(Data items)
◇ ◇ ◇ ◇
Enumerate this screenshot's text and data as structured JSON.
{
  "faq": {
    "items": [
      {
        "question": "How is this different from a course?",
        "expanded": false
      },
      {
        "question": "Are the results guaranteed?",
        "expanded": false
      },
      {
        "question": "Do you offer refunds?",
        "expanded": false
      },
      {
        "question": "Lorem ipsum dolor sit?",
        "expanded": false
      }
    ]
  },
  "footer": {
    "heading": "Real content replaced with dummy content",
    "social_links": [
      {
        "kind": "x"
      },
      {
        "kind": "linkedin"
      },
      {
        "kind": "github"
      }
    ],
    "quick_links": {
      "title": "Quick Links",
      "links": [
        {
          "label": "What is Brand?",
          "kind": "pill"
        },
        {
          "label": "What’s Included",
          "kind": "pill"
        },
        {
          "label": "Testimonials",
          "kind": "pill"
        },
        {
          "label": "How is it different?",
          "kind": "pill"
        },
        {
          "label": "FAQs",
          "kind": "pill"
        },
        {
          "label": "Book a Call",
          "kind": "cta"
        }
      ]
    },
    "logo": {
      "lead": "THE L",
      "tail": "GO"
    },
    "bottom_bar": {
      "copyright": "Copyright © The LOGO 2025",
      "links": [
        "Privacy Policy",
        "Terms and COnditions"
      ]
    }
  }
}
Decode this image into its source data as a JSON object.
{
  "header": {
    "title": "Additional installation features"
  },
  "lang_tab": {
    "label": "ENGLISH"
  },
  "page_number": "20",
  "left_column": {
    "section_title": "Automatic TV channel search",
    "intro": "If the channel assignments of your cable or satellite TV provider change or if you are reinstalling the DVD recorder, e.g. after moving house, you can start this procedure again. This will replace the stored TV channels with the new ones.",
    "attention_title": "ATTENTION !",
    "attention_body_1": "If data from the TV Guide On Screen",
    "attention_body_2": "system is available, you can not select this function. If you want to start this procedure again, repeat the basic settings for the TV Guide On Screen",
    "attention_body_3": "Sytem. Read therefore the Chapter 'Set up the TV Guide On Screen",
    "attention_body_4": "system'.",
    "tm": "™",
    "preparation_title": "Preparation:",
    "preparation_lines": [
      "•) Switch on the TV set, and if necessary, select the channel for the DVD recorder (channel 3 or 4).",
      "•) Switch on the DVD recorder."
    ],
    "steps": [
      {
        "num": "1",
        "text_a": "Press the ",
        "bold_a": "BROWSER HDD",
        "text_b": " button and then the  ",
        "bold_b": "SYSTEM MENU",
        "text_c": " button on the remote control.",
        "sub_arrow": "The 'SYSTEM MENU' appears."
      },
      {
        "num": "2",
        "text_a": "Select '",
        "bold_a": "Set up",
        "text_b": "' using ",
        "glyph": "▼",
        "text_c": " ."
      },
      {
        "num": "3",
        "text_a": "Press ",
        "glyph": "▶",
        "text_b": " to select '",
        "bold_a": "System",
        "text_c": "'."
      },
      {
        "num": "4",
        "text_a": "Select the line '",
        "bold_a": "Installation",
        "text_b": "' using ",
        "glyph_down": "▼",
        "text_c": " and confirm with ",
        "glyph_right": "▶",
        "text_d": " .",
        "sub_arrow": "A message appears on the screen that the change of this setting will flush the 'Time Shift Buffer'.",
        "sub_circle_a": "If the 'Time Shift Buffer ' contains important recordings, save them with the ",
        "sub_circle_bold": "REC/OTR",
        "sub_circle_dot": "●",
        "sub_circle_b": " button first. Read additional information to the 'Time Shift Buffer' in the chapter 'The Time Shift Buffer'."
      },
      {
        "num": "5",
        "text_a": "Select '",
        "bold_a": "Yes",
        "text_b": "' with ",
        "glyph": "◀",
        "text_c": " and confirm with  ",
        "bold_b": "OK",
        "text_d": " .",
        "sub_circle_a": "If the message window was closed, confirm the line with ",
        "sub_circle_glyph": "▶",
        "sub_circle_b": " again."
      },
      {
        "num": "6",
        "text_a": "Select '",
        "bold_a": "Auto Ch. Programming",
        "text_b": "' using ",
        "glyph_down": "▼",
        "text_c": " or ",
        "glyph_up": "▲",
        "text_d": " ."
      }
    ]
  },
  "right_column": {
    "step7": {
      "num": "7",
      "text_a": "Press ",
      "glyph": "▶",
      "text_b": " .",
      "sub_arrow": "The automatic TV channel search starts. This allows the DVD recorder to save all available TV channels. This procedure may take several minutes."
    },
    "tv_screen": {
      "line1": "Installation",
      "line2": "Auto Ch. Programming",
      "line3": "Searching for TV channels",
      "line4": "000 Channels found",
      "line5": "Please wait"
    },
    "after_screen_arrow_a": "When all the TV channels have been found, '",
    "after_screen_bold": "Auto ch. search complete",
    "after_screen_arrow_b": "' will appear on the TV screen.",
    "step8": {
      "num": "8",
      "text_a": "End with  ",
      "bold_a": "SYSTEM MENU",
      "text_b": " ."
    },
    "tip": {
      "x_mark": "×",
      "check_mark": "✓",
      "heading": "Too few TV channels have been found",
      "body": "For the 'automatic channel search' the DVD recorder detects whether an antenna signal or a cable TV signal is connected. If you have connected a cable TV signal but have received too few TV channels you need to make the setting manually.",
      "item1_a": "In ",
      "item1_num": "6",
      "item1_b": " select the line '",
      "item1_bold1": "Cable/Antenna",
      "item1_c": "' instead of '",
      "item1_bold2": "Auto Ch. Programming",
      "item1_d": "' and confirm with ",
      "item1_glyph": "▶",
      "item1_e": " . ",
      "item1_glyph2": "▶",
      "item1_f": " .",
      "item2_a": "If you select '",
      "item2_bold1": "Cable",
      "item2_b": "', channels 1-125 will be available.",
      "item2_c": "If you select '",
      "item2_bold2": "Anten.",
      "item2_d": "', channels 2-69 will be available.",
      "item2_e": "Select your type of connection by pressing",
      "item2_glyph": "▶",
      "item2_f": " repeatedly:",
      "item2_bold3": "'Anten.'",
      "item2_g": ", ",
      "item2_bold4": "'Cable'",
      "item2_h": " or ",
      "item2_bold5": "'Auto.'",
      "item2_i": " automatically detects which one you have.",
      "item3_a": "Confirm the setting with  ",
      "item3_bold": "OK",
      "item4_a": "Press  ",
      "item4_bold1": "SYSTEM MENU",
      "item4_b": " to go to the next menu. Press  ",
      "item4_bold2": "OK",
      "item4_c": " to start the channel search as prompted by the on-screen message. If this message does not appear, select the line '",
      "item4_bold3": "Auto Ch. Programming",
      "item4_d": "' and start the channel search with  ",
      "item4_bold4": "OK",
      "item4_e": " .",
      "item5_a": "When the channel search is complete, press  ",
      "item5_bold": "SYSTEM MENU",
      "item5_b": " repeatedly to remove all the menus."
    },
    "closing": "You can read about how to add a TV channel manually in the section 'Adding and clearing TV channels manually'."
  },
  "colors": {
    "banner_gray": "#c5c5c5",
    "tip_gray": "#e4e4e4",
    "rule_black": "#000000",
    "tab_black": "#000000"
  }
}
◇ ◇ ◇ ◇
Look for lines containing the string "heading" and copy them all.

→ **Exercise result**
    "heading": "Real content replaced with dummy content",
      "heading": "Too few TV channels have been found",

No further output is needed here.